▶ _PROBLEM DETAILS_: Convert every line of the entries below into a Markdown table with the columns Row and Line. Number the rows in order and leave out the blank lines.

▶ _MATERIAL FOR THE TASK_:

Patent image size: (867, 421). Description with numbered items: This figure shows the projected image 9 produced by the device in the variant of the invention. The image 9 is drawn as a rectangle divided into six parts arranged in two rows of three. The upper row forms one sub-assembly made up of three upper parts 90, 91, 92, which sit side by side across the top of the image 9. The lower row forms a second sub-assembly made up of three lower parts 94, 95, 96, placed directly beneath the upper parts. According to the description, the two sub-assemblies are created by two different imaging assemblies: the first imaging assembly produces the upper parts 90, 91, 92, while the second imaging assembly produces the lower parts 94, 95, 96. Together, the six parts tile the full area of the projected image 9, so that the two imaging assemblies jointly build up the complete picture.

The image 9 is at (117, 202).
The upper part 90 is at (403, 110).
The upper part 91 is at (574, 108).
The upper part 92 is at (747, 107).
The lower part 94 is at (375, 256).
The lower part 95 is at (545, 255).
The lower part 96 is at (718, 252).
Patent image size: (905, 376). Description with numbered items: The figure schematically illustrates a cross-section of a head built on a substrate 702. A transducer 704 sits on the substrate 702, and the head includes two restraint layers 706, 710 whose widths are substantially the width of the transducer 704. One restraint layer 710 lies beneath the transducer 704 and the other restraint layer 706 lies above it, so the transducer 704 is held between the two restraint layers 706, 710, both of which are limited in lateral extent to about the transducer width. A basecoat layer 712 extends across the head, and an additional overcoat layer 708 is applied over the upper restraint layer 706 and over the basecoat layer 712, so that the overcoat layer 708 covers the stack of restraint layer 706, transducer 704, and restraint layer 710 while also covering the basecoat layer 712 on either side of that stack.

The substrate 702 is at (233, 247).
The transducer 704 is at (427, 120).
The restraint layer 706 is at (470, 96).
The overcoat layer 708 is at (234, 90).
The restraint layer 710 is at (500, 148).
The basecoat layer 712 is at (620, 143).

▶ _RESULT OF THIS EXERCISE_:
| Row | Line |
|---|---|
| 1 | Patent image size: (867, 421). Description with numbered items: This figure shows the projected image 9 produced by the device in the variant of the invention. The image 9 is drawn as a rectangle divided into six parts arranged in two rows of three. The upper row forms one sub-assembly made up of three upper parts 90, 91, 92, which sit side by side across the top of the image 9. The lower row forms a second sub-assembly made up of three lower parts 94, 95, 96, placed directly beneath the upper parts. According to the description, the two sub-assemblies are created by two different imaging assemblies: the first imaging assembly produces the upper parts 90, 91, 92, while the second imaging assembly produces the lower parts 94, 95, 96. Together, the six parts tile the full area of the projected image 9, so that the two imaging assemblies jointly build up the complete picture. |
| 2 | The image 9 is at (117, 202). |
| 3 | The upper part 90 is at (403, 110). |
| 4 | The upper part 91 is at (574, 108). |
| 5 | The upper part 92 is at (747, 107). |
| 6 | The lower part 94 is at (375, 256). |
| 7 | The lower part 95 is at (545, 255). |
| 8 | The lower part 96 is at (718, 252). |
| 9 | Patent image size: (905, 376). Description with numbered items: The figure schematically illustrates a cross-section of a head built on a substrate 702. A transducer 704 sits on the substrate 702, and the head includes two restraint layers 706, 710 whose widths are substantially the width of the transducer 704. One restraint layer 710 lies beneath the transducer 704 and the other restraint layer 706 lies above it, so the transducer 704 is held between the two restraint layers 706, 710, both of which are limited in lateral extent to about the transducer width. A basecoat layer 712 extends across the head, and an additional overcoat layer 708 is applied over the upper restraint layer 706 and over the basecoat layer 712, so that the overcoat layer 708 covers the stack of restraint layer 706, transducer 704, and restraint layer 710 while also covering the basecoat layer 712 on either side of that stack. |
| 10 | The substrate 702 is at (233, 247). |
| 11 | The transducer 704 is at (427, 120). |
| 12 | The restraint layer 706 is at (470, 96). |
| 13 | The overcoat layer 708 is at (234, 90). |
| 14 | The restraint layer 710 is at (500, 148). |
| 15 | The basecoat layer 712 is at (620, 143). |